AIM OF THE EXERCISE: Of the lines listed below, how many contain the string "conflict"? Answer with the number alone.

DATA EXCERPTS:
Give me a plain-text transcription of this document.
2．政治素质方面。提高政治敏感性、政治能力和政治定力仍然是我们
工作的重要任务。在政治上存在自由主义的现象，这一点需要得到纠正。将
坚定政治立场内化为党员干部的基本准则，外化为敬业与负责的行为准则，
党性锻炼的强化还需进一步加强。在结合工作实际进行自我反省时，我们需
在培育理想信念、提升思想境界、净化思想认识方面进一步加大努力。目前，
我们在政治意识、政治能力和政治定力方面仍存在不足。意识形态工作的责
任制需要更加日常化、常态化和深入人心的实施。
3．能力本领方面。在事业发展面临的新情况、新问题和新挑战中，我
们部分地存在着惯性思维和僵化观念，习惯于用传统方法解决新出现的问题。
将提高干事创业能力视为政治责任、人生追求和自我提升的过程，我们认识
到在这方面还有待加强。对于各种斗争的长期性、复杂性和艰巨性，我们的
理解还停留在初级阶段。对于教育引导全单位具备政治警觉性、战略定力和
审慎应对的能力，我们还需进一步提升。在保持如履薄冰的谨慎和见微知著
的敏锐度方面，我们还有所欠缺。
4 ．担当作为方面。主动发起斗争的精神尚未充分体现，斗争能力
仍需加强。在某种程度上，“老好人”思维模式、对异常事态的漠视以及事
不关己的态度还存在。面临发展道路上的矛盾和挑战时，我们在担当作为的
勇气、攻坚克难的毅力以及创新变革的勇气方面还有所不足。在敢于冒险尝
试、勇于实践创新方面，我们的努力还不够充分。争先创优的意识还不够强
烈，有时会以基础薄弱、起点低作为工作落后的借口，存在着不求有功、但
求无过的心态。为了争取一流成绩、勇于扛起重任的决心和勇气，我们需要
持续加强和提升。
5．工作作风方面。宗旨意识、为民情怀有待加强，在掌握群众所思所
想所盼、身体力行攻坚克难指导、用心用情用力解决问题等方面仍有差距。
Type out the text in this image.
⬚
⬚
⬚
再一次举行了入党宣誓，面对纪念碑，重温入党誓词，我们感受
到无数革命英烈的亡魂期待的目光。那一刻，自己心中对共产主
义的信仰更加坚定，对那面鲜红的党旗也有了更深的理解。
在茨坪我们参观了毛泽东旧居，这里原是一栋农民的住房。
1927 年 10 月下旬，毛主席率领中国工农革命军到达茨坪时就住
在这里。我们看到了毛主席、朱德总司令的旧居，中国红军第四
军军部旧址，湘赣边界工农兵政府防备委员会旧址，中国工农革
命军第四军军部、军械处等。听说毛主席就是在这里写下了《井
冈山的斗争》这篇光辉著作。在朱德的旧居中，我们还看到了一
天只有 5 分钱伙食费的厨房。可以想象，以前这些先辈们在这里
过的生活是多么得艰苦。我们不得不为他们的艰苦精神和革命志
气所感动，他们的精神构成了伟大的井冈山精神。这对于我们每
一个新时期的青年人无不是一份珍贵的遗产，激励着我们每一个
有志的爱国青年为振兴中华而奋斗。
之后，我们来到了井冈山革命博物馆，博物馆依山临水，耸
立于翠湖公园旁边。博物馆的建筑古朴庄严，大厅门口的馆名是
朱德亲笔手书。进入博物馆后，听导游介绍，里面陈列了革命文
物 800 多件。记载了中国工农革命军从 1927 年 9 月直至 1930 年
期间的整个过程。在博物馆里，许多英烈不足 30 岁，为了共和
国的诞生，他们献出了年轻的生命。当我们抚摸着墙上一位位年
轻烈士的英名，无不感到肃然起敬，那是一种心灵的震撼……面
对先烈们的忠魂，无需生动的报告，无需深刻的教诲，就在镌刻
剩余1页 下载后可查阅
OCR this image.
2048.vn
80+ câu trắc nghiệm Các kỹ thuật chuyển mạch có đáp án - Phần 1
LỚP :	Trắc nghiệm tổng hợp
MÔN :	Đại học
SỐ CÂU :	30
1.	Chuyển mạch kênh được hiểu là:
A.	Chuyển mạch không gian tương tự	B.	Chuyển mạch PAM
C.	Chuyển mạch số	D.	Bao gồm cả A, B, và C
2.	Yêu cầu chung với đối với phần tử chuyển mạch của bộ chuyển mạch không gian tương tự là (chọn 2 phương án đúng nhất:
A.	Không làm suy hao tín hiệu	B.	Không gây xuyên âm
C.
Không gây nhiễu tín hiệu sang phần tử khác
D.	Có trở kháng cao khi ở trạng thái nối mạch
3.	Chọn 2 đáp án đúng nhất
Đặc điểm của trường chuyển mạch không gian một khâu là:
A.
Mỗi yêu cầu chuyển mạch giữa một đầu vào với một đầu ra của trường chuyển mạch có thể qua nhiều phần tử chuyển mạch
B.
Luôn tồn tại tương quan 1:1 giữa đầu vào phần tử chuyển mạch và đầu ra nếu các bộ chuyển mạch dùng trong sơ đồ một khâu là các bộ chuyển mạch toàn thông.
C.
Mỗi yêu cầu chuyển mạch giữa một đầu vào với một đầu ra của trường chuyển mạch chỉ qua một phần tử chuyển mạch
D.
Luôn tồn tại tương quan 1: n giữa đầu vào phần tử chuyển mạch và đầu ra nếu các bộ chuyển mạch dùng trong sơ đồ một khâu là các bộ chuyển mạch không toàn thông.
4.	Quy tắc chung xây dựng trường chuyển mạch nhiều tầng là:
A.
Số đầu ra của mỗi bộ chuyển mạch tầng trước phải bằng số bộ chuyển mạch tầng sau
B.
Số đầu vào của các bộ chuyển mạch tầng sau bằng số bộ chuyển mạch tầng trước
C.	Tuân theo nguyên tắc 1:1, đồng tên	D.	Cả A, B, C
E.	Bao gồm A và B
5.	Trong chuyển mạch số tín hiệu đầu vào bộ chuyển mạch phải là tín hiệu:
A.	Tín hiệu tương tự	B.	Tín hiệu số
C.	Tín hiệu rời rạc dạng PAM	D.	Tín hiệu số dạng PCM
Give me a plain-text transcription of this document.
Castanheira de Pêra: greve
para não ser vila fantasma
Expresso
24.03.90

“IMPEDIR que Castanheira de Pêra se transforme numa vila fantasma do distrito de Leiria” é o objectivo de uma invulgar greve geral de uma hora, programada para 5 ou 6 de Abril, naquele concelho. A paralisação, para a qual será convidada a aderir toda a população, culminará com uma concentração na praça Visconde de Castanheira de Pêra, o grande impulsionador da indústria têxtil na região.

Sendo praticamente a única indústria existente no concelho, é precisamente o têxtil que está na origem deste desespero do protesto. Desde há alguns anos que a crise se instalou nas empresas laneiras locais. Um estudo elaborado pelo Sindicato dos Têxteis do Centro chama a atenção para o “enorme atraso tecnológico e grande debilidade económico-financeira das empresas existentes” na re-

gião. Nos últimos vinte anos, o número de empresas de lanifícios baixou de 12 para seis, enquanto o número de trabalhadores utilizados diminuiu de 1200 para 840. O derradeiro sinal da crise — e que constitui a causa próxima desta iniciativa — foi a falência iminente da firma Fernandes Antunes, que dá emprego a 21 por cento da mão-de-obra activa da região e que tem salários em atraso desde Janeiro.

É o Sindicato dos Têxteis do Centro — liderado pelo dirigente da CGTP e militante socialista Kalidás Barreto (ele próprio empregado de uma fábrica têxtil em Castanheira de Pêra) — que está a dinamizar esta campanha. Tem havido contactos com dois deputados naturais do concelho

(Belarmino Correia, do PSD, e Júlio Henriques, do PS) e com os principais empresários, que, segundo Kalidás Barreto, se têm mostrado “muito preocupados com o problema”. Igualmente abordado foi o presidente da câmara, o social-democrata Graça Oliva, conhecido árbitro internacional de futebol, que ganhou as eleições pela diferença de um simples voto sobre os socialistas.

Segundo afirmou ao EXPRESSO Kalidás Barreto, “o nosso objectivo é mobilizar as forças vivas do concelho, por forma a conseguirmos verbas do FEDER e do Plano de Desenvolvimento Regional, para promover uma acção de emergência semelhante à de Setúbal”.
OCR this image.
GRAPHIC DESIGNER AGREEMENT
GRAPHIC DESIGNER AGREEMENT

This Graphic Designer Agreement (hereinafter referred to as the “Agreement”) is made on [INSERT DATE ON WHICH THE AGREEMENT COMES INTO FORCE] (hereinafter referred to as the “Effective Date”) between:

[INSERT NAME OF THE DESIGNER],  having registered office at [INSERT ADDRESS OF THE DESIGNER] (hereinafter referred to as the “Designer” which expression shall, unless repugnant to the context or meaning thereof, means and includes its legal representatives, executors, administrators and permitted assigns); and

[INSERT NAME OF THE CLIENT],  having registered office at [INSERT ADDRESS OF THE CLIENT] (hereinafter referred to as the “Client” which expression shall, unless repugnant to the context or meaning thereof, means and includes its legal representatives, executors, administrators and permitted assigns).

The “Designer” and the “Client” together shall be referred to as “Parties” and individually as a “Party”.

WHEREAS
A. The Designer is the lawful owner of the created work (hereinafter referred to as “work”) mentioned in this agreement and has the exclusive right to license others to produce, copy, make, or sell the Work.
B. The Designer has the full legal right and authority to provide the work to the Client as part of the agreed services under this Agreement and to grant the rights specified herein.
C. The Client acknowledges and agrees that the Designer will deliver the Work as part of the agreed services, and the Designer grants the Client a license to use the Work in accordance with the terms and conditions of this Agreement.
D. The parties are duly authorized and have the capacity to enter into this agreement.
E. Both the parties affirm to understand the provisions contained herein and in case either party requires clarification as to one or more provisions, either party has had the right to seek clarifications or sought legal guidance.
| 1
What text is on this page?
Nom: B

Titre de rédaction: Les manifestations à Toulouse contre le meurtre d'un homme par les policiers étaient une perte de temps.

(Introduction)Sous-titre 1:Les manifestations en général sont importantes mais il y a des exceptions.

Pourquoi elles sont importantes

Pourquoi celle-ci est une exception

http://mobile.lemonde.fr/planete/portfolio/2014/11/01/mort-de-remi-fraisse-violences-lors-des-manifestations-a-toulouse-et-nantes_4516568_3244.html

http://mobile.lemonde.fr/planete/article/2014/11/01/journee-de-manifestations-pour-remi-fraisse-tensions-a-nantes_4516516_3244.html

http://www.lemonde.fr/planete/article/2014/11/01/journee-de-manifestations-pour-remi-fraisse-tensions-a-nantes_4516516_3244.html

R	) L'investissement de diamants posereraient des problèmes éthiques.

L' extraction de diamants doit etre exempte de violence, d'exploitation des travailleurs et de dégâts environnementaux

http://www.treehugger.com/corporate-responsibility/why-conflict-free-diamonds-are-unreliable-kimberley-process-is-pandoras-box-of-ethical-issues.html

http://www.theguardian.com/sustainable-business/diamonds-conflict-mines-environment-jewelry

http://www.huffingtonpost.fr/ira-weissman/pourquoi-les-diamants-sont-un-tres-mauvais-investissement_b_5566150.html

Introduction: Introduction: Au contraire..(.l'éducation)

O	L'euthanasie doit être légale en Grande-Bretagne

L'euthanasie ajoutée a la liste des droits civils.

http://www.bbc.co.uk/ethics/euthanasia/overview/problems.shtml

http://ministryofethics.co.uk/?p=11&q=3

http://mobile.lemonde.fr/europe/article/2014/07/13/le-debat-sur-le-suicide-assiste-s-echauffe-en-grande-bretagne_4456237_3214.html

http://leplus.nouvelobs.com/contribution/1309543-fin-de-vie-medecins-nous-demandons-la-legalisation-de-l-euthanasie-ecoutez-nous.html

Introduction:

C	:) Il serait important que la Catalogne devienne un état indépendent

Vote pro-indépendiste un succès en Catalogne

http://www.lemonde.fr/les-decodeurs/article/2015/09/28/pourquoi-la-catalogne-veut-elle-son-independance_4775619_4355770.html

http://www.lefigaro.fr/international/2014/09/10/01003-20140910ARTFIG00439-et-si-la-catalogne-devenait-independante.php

EXERCISE ANSWER: 2